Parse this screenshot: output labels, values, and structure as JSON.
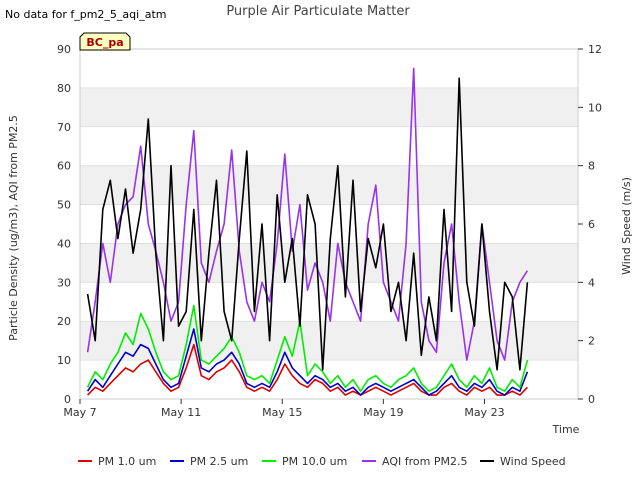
{
  "chart_data": {
    "type": "line",
    "title": "Purple Air Particulate Matter",
    "note": "No data for f_pm2_5_aqi_atm",
    "site_label": "BC_pa",
    "xlabel": "Time",
    "ylabel": "Particle Density (ug/m3), AQI from PM2.5",
    "y2label": "Wind Speed (m/s)",
    "xlim": [
      0,
      19.7
    ],
    "ylim": [
      0,
      90
    ],
    "y2lim": [
      0,
      12
    ],
    "xticks": [
      {
        "x": 0,
        "label": "May 7"
      },
      {
        "x": 4,
        "label": "May 11"
      },
      {
        "x": 8,
        "label": "May 15"
      },
      {
        "x": 12,
        "label": "May 19"
      },
      {
        "x": 16,
        "label": "May 23"
      }
    ],
    "yticks": [
      0,
      10,
      20,
      30,
      40,
      50,
      60,
      70,
      80,
      90
    ],
    "y2ticks": [
      0,
      2,
      4,
      6,
      8,
      10,
      12
    ],
    "x_unit": "days after May 7",
    "legend_position": "bottom",
    "colors": {
      "pm1": "#dd0000",
      "pm25": "#0000cc",
      "pm10": "#00ee00",
      "aqi": "#9933ee",
      "wind": "#000000",
      "band": "#f0f0f0",
      "grid": "#dddddd"
    },
    "series": [
      {
        "name": "PM 1.0 um",
        "key": "pm1",
        "axis": "left",
        "x": [
          0.3,
          0.6,
          0.9,
          1.2,
          1.5,
          1.8,
          2.1,
          2.4,
          2.7,
          3.0,
          3.3,
          3.6,
          3.9,
          4.2,
          4.5,
          4.8,
          5.1,
          5.4,
          5.7,
          6.0,
          6.3,
          6.6,
          6.9,
          7.2,
          7.5,
          7.8,
          8.1,
          8.4,
          8.7,
          9.0,
          9.3,
          9.6,
          9.9,
          10.2,
          10.5,
          10.8,
          11.1,
          11.4,
          11.7,
          12.0,
          12.3,
          12.6,
          12.9,
          13.2,
          13.5,
          13.8,
          14.1,
          14.4,
          14.7,
          15.0,
          15.3,
          15.6,
          15.9,
          16.2,
          16.5,
          16.8,
          17.1,
          17.4,
          17.7
        ],
        "y": [
          1,
          3,
          2,
          4,
          6,
          8,
          7,
          9,
          10,
          7,
          4,
          2,
          3,
          8,
          14,
          6,
          5,
          7,
          8,
          10,
          7,
          3,
          2,
          3,
          2,
          5,
          9,
          6,
          4,
          3,
          5,
          4,
          2,
          3,
          1,
          2,
          1,
          2,
          3,
          2,
          1,
          2,
          3,
          4,
          2,
          1,
          1,
          3,
          4,
          2,
          1,
          3,
          2,
          3,
          1,
          1,
          2,
          1,
          3
        ]
      },
      {
        "name": "PM 2.5 um",
        "key": "pm25",
        "axis": "left",
        "x": [
          0.3,
          0.6,
          0.9,
          1.2,
          1.5,
          1.8,
          2.1,
          2.4,
          2.7,
          3.0,
          3.3,
          3.6,
          3.9,
          4.2,
          4.5,
          4.8,
          5.1,
          5.4,
          5.7,
          6.0,
          6.3,
          6.6,
          6.9,
          7.2,
          7.5,
          7.8,
          8.1,
          8.4,
          8.7,
          9.0,
          9.3,
          9.6,
          9.9,
          10.2,
          10.5,
          10.8,
          11.1,
          11.4,
          11.7,
          12.0,
          12.3,
          12.6,
          12.9,
          13.2,
          13.5,
          13.8,
          14.1,
          14.4,
          14.7,
          15.0,
          15.3,
          15.6,
          15.9,
          16.2,
          16.5,
          16.8,
          17.1,
          17.4,
          17.7
        ],
        "y": [
          2,
          5,
          3,
          6,
          9,
          12,
          11,
          14,
          13,
          9,
          5,
          3,
          4,
          11,
          18,
          8,
          7,
          9,
          10,
          12,
          9,
          4,
          3,
          4,
          3,
          7,
          12,
          8,
          6,
          4,
          6,
          5,
          3,
          4,
          2,
          3,
          1,
          3,
          4,
          3,
          2,
          3,
          4,
          5,
          3,
          1,
          2,
          4,
          6,
          3,
          2,
          4,
          3,
          5,
          2,
          1,
          3,
          2,
          7
        ]
      },
      {
        "name": "PM 10.0 um",
        "key": "pm10",
        "axis": "left",
        "x": [
          0.3,
          0.6,
          0.9,
          1.2,
          1.5,
          1.8,
          2.1,
          2.4,
          2.7,
          3.0,
          3.3,
          3.6,
          3.9,
          4.2,
          4.5,
          4.8,
          5.1,
          5.4,
          5.7,
          6.0,
          6.3,
          6.6,
          6.9,
          7.2,
          7.5,
          7.8,
          8.1,
          8.4,
          8.7,
          9.0,
          9.3,
          9.6,
          9.9,
          10.2,
          10.5,
          10.8,
          11.1,
          11.4,
          11.7,
          12.0,
          12.3,
          12.6,
          12.9,
          13.2,
          13.5,
          13.8,
          14.1,
          14.4,
          14.7,
          15.0,
          15.3,
          15.6,
          15.9,
          16.2,
          16.5,
          16.8,
          17.1,
          17.4,
          17.7
        ],
        "y": [
          3,
          7,
          5,
          9,
          12,
          17,
          14,
          22,
          18,
          12,
          7,
          5,
          6,
          14,
          24,
          10,
          9,
          11,
          13,
          16,
          12,
          6,
          5,
          6,
          4,
          10,
          16,
          11,
          20,
          6,
          9,
          7,
          4,
          6,
          3,
          5,
          2,
          5,
          6,
          4,
          3,
          5,
          6,
          8,
          4,
          2,
          3,
          6,
          9,
          5,
          3,
          6,
          4,
          8,
          3,
          2,
          5,
          3,
          10
        ]
      },
      {
        "name": "AQI from PM2.5",
        "key": "aqi",
        "axis": "left",
        "x": [
          0.3,
          0.6,
          0.9,
          1.2,
          1.5,
          1.8,
          2.1,
          2.4,
          2.7,
          3.0,
          3.3,
          3.6,
          3.9,
          4.2,
          4.5,
          4.8,
          5.1,
          5.4,
          5.7,
          6.0,
          6.3,
          6.6,
          6.9,
          7.2,
          7.5,
          7.8,
          8.1,
          8.4,
          8.7,
          9.0,
          9.3,
          9.6,
          9.9,
          10.2,
          10.5,
          10.8,
          11.1,
          11.4,
          11.7,
          12.0,
          12.3,
          12.6,
          12.9,
          13.2,
          13.5,
          13.8,
          14.1,
          14.4,
          14.7,
          15.0,
          15.3,
          15.6,
          15.9,
          16.2,
          16.5,
          16.8,
          17.1,
          17.4,
          17.7
        ],
        "y": [
          12,
          25,
          40,
          30,
          45,
          50,
          52,
          65,
          45,
          38,
          30,
          20,
          25,
          50,
          69,
          35,
          30,
          38,
          45,
          64,
          38,
          25,
          20,
          30,
          25,
          40,
          63,
          38,
          50,
          28,
          35,
          30,
          20,
          40,
          30,
          25,
          20,
          45,
          55,
          30,
          25,
          20,
          40,
          85,
          25,
          15,
          12,
          35,
          45,
          25,
          10,
          20,
          45,
          30,
          15,
          10,
          25,
          30,
          33
        ]
      },
      {
        "name": "Wind Speed",
        "key": "wind",
        "axis": "right",
        "x": [
          0.3,
          0.6,
          0.9,
          1.2,
          1.5,
          1.8,
          2.1,
          2.4,
          2.7,
          3.0,
          3.3,
          3.6,
          3.9,
          4.2,
          4.5,
          4.8,
          5.1,
          5.4,
          5.7,
          6.0,
          6.3,
          6.6,
          6.9,
          7.2,
          7.5,
          7.8,
          8.1,
          8.4,
          8.7,
          9.0,
          9.3,
          9.6,
          9.9,
          10.2,
          10.5,
          10.8,
          11.1,
          11.4,
          11.7,
          12.0,
          12.3,
          12.6,
          12.9,
          13.2,
          13.5,
          13.8,
          14.1,
          14.4,
          14.7,
          15.0,
          15.3,
          15.6,
          15.9,
          16.2,
          16.5,
          16.8,
          17.1,
          17.4,
          17.7
        ],
        "y": [
          3.6,
          2.0,
          6.5,
          7.5,
          5.5,
          7.2,
          5.0,
          6.5,
          9.6,
          5.0,
          2.0,
          8.0,
          2.5,
          3.0,
          6.5,
          2.0,
          5.0,
          7.5,
          3.0,
          2.0,
          5.5,
          8.5,
          3.0,
          6.0,
          2.0,
          7.0,
          4.0,
          5.5,
          2.5,
          7.0,
          6.0,
          1.0,
          5.5,
          8.0,
          3.5,
          7.5,
          3.0,
          5.5,
          4.5,
          6.0,
          3.0,
          4.0,
          2.0,
          5.0,
          1.5,
          3.5,
          2.0,
          6.5,
          3.0,
          11.0,
          4.0,
          2.5,
          6.0,
          3.0,
          1.0,
          4.0,
          3.5,
          1.0,
          4.0
        ]
      }
    ]
  }
}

▸ **THE EXERCISE**
Only the number is wanted: how many lines of the data contain the word "name"?

▸ **EXERCISE RESULT**
5